For the data below, report only the number of lines containing the string "验证电子印章".

=== Task data ===
»»
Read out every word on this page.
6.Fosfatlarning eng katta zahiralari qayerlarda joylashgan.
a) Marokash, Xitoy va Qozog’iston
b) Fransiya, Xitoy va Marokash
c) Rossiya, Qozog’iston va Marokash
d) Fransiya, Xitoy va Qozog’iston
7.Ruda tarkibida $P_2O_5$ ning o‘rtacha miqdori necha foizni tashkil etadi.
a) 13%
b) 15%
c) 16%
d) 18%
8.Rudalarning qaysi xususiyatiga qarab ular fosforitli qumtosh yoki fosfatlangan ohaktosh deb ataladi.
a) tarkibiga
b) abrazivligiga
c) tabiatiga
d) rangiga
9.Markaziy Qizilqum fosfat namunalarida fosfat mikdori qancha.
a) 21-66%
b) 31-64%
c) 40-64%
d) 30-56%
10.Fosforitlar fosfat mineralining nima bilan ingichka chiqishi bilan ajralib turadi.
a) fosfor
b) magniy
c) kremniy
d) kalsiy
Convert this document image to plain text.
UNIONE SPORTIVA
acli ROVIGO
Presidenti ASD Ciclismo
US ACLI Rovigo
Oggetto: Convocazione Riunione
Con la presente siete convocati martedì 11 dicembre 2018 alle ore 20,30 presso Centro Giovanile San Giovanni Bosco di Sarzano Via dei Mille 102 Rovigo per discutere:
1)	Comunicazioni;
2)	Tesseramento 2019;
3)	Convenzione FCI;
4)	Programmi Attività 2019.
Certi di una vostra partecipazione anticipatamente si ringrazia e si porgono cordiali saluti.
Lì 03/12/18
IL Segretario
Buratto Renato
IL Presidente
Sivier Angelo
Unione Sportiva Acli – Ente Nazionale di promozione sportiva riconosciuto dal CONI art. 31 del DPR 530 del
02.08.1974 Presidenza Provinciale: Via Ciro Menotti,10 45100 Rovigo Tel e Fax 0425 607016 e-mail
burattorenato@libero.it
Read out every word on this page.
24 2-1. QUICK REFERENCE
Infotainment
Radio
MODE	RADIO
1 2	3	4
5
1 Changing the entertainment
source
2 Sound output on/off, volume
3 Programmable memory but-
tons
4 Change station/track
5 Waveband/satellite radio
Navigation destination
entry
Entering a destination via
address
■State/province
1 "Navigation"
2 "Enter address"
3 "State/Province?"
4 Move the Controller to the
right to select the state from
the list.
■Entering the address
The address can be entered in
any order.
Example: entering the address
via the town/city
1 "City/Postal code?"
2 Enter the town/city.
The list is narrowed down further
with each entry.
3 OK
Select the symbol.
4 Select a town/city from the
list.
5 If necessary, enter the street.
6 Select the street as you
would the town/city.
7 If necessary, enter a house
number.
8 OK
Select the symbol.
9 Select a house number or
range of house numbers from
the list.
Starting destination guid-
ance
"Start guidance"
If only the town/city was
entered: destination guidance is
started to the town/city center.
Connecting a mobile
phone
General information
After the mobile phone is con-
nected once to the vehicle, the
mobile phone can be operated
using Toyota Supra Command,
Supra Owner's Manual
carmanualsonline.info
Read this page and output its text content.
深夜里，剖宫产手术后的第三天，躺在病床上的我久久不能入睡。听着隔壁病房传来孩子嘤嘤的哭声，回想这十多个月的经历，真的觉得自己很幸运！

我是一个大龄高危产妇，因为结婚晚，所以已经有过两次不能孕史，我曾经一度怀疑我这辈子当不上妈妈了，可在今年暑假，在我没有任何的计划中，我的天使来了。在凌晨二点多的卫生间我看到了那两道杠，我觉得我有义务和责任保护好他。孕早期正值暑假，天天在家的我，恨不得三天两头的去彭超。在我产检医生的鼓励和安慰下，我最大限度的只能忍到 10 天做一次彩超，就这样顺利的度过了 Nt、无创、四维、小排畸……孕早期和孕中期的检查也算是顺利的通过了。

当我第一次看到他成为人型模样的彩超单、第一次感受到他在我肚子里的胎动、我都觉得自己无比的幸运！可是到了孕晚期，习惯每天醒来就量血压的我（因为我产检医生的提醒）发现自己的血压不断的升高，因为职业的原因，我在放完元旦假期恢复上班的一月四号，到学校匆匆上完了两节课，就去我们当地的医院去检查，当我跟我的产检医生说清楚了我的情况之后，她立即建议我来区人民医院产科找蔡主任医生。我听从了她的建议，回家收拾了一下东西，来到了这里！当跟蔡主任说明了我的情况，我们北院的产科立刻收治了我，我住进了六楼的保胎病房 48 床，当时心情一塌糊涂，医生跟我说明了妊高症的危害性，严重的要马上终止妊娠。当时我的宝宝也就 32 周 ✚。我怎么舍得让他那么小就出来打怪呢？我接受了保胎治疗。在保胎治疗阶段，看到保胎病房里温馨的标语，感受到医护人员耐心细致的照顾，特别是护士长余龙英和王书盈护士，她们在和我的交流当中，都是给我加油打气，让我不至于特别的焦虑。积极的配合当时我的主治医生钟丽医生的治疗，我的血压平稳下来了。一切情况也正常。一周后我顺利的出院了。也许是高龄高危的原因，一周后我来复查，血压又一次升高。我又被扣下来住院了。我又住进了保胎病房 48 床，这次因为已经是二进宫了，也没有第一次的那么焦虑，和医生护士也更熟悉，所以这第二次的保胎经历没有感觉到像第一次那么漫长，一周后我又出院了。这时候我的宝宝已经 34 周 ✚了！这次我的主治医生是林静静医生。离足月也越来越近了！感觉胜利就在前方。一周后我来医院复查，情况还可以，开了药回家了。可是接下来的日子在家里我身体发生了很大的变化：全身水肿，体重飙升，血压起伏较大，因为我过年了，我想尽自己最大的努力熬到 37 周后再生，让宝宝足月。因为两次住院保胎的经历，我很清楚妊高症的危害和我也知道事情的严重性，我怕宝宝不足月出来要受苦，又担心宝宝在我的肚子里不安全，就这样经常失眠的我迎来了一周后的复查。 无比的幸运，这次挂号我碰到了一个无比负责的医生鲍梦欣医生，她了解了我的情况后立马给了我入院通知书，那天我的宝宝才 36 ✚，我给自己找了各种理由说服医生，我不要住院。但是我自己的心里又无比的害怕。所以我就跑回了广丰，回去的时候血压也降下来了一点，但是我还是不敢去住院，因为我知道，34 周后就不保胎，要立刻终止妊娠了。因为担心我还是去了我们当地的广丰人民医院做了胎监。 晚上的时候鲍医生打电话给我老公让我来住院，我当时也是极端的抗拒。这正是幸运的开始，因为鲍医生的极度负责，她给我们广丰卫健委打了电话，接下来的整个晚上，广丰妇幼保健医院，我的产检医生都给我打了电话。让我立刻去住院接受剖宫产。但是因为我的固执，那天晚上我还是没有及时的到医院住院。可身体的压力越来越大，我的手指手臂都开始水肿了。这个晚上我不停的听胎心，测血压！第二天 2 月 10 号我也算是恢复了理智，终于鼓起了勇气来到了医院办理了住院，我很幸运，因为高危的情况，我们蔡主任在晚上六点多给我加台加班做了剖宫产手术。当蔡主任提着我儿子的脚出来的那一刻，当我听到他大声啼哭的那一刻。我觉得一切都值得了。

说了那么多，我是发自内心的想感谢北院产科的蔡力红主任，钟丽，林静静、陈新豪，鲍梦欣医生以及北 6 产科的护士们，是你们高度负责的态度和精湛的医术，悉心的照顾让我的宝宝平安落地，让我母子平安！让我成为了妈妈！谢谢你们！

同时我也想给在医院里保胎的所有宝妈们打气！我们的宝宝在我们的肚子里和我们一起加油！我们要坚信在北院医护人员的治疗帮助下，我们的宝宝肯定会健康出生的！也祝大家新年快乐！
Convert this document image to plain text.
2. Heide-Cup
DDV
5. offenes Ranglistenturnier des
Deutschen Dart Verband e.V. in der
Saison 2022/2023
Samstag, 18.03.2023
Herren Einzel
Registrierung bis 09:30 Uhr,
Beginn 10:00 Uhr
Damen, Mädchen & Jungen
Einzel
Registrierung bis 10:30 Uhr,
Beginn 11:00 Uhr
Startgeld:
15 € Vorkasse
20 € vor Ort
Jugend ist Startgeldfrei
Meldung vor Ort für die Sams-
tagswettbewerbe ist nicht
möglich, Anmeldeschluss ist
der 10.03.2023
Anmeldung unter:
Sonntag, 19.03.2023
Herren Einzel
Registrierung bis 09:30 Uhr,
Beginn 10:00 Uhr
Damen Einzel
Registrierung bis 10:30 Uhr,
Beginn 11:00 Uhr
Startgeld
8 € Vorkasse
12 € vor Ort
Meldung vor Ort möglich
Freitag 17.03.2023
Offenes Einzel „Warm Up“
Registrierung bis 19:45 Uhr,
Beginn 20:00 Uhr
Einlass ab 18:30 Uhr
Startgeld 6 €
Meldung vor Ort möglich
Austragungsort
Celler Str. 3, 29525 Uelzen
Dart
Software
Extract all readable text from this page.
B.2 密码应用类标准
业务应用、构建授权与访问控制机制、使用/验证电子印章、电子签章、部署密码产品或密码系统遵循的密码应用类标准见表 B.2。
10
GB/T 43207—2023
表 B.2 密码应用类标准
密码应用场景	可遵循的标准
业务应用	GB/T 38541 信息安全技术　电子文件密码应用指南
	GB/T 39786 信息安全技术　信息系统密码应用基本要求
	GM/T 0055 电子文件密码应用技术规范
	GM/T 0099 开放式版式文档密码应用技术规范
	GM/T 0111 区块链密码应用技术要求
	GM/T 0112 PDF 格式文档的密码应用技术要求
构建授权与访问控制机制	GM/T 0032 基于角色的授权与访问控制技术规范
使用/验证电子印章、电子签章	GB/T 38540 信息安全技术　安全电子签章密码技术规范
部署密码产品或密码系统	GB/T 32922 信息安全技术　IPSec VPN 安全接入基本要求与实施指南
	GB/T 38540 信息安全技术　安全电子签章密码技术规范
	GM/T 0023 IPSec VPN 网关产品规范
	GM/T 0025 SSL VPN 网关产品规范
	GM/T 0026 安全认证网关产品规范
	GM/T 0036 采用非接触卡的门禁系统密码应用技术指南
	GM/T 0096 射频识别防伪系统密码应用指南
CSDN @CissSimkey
««
=== Result of the task ===
2